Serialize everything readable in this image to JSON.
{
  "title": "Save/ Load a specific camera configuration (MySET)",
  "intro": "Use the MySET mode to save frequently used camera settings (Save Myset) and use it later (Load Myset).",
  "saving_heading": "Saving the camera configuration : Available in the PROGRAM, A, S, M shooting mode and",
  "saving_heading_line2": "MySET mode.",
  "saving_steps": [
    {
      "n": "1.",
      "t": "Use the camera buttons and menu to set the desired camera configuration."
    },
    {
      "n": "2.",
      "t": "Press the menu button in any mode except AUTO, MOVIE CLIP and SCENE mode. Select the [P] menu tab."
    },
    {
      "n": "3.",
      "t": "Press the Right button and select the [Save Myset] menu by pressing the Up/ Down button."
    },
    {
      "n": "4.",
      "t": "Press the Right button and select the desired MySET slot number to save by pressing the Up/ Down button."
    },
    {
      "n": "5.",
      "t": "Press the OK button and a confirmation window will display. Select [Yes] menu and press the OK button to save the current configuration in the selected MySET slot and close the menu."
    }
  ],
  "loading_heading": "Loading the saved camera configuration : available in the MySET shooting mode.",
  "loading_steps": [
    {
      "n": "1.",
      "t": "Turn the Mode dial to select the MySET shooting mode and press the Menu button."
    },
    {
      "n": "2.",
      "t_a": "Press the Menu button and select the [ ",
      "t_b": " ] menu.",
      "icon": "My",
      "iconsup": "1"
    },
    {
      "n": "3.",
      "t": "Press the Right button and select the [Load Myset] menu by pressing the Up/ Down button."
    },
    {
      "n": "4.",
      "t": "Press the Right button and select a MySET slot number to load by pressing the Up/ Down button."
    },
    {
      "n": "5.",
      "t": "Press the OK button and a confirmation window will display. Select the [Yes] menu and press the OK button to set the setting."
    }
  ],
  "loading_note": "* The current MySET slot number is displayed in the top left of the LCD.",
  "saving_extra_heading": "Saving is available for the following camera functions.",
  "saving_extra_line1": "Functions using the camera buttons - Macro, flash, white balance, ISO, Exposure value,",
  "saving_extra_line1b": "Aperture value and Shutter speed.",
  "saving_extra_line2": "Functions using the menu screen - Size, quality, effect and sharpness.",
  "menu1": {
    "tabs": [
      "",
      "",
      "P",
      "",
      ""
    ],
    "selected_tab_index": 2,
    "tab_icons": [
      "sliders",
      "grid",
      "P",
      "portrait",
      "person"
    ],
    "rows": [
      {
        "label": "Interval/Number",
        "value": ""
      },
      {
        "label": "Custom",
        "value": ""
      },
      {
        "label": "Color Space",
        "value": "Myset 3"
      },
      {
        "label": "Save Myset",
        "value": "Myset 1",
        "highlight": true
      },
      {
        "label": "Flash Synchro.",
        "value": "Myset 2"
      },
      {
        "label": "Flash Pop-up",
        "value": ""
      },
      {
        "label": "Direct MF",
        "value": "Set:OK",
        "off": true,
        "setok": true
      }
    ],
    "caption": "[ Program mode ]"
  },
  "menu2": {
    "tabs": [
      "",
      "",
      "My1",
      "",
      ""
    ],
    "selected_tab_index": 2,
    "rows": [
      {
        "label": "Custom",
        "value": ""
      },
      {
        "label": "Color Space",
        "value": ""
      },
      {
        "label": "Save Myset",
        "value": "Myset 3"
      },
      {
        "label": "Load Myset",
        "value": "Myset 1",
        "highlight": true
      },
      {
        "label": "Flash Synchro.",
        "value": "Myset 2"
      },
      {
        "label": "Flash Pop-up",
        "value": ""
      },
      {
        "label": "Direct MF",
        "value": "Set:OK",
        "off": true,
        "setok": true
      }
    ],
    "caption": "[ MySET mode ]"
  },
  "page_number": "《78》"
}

━━━━━━

> [Exercise]:
Print every entry exactly as it appears.

> [Result of the exercise]:
Serialize everything readable in this image to JSON.
{
  "title": "Save/ Load a specific camera configuration (MySET)",
  "intro": "Use the MySET mode to save frequently used camera settings (Save Myset) and use it later (Load Myset).",
  "saving_heading": "Saving the camera configuration : Available in the PROGRAM, A, S, M shooting mode and",
  "saving_heading_line2": "MySET mode.",
  "saving_steps": [
    {
      "n": "1.",
      "t": "Use the camera buttons and menu to set the desired camera configuration."
    },
    {
      "n": "2.",
      "t": "Press the menu button in any mode except AUTO, MOVIE CLIP and SCENE mode. Select the [P] menu tab."
    },
    {
      "n": "3.",
      "t": "Press the Right button and select the [Save Myset] menu by pressing the Up/ Down button."
    },
    {
      "n": "4.",
      "t": "Press the Right button and select the desired MySET slot number to save by pressing the Up/ Down button."
    },
    {
      "n": "5.",
      "t": "Press the OK button and a confirmation window will display. Select [Yes] menu and press the OK button to save the current configuration in the selected MySET slot and close the menu."
    }
  ],
  "loading_heading": "Loading the saved camera configuration : available in the MySET shooting mode.",
  "loading_steps": [
    {
      "n": "1.",
      "t": "Turn the Mode dial to select the MySET shooting mode and press the Menu button."
    },
    {
      "n": "2.",
      "t_a": "Press the Menu button and select the [ ",
      "t_b": " ] menu.",
      "icon": "My",
      "iconsup": "1"
    },
    {
      "n": "3.",
      "t": "Press the Right button and select the [Load Myset] menu by pressing the Up/ Down button."
    },
    {
      "n": "4.",
      "t": "Press the Right button and select a MySET slot number to load by pressing the Up/ Down button."
    },
    {
      "n": "5.",
      "t": "Press the OK button and a confirmation window will display. Select the [Yes] menu and press the OK button to set the setting."
    }
  ],
  "loading_note": "* The current MySET slot number is displayed in the top left of the LCD.",
  "saving_extra_heading": "Saving is available for the following camera functions.",
  "saving_extra_line1": "Functions using the camera buttons - Macro, flash, white balance, ISO, Exposure value,",
  "saving_extra_line1b": "Aperture value and Shutter speed.",
  "saving_extra_line2": "Functions using the menu screen - Size, quality, effect and sharpness.",
  "menu1": {
    "tabs": [
      "",
      "",
      "P",
      "",
      ""
    ],
    "selected_tab_index": 2,
    "tab_icons": [
      "sliders",
      "grid",
      "P",
      "portrait",
      "person"
    ],
    "rows": [
      {
        "label": "Interval/Number",
        "value": ""
      },
      {
        "label": "Custom",
        "value": ""
      },
      {
        "label": "Color Space",
        "value": "Myset 3"
      },
      {
        "label": "Save Myset",
        "value": "Myset 1",
        "highlight": true
      },
      {
        "label": "Flash Synchro.",
        "value": "Myset 2"
      },
      {
        "label": "Flash Pop-up",
        "value": ""
      },
      {
        "label": "Direct MF",
        "value": "Set:OK",
        "off": true,
        "setok": true
      }
    ],
    "caption": "[ Program mode ]"
  },
  "menu2": {
    "tabs": [
      "",
      "",
      "My1",
      "",
      ""
    ],
    "selected_tab_index": 2,
    "rows": [
      {
        "label": "Custom",
        "value": ""
      },
      {
        "label": "Color Space",
        "value": ""
      },
      {
        "label": "Save Myset",
        "value": "Myset 3"
      },
      {
        "label": "Load Myset",
        "value": "Myset 1",
        "highlight": true
      },
      {
        "label": "Flash Synchro.",
        "value": "Myset 2"
      },
      {
        "label": "Flash Pop-up",
        "value": ""
      },
      {
        "label": "Direct MF",
        "value": "Set:OK",
        "off": true,
        "setok": true
      }
    ],
    "caption": "[ MySET mode ]"
  },
  "page_number": "《78》"
}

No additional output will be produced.